▶ [Work to do] Review the material line by line. Identify and copy every line that contains the string "的基因频率为".

▶ [Entries provided]
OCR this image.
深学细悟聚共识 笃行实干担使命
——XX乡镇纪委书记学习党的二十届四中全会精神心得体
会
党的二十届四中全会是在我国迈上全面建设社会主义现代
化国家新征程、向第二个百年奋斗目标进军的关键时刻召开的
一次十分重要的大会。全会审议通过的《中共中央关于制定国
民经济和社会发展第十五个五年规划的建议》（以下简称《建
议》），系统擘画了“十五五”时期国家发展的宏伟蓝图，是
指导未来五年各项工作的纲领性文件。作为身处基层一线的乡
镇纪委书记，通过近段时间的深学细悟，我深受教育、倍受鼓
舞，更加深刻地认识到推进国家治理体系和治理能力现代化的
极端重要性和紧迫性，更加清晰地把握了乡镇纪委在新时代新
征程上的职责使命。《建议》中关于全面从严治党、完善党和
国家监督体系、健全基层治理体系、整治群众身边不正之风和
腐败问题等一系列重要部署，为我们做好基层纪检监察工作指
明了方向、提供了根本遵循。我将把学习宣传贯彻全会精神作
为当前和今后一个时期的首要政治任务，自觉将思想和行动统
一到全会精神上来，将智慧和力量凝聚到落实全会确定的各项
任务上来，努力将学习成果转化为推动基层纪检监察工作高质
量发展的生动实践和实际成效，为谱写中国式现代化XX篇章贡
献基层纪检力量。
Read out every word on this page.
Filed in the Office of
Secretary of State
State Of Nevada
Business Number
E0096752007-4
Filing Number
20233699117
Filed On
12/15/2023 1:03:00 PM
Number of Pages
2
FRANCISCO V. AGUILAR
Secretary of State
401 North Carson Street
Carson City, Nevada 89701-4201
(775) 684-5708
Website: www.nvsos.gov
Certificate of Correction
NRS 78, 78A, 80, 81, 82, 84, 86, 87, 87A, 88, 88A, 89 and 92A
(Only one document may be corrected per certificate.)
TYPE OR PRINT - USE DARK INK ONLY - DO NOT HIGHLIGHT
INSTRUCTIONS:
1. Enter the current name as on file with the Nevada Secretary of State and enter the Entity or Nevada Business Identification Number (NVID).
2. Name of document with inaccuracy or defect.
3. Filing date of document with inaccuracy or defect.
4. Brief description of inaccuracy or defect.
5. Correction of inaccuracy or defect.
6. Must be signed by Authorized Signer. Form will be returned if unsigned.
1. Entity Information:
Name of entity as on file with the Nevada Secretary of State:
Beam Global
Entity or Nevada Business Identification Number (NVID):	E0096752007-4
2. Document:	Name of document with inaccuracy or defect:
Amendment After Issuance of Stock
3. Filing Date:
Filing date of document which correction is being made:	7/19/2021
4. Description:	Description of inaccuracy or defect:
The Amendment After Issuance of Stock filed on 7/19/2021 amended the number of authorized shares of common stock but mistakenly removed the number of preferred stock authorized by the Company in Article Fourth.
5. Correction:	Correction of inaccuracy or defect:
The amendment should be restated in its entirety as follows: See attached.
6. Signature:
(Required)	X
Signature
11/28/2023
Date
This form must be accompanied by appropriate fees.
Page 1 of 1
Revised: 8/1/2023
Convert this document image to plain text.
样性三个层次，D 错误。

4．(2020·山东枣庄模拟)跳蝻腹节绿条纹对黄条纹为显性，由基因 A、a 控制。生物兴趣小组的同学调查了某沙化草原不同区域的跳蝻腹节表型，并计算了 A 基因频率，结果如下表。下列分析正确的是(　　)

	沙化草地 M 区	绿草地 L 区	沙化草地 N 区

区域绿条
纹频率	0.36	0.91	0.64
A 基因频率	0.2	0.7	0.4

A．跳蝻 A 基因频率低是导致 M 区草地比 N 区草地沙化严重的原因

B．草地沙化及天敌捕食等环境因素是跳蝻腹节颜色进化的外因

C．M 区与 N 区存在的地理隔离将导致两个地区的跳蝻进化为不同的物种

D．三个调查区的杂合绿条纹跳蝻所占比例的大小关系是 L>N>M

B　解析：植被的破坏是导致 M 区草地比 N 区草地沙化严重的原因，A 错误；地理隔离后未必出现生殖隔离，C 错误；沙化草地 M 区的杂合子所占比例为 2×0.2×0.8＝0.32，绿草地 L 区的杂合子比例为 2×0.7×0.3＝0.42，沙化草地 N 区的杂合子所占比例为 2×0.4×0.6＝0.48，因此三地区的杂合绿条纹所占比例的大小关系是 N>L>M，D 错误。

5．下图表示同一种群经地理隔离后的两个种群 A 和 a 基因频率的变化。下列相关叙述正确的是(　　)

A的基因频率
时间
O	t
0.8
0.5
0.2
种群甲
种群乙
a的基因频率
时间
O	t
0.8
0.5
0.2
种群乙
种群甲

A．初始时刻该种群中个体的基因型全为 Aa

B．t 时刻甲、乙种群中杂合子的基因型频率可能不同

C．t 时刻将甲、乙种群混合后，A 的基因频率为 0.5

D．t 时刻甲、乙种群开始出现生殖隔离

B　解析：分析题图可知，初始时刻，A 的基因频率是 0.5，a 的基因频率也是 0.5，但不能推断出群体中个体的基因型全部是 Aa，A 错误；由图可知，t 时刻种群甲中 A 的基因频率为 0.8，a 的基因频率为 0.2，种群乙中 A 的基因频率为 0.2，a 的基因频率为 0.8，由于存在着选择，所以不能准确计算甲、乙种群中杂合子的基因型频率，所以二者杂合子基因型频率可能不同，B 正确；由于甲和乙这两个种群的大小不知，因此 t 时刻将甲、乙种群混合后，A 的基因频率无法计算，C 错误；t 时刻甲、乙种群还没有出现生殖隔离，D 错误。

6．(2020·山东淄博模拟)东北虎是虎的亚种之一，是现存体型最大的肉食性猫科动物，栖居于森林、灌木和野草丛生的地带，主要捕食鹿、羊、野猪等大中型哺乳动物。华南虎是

▶ [Task response]
C．t 时刻将甲、乙种群混合后，A 的基因频率为 0.5
B　解析：分析题图可知，初始时刻，A 的基因频率是 0.5，a 的基因频率也是 0.5，但不能推断出群体中个体的基因型全部是 Aa，A 错误；由图可知，t 时刻种群甲中 A 的基因频率为 0.8，a 的基因频率为 0.2，种群乙中 A 的基因频率为 0.2，a 的基因频率为 0.8，由于存在着选择，所以不能准确计算甲、乙种群中杂合子的基因型频率，所以二者杂合子基因型频率可能不同，B 正确；由于甲和乙这两个种群的大小不知，因此 t 时刻将甲、乙种群混合后，A 的基因频率无法计算，C 错误；t 时刻甲、乙种群还没有出现生殖隔离，D 错误。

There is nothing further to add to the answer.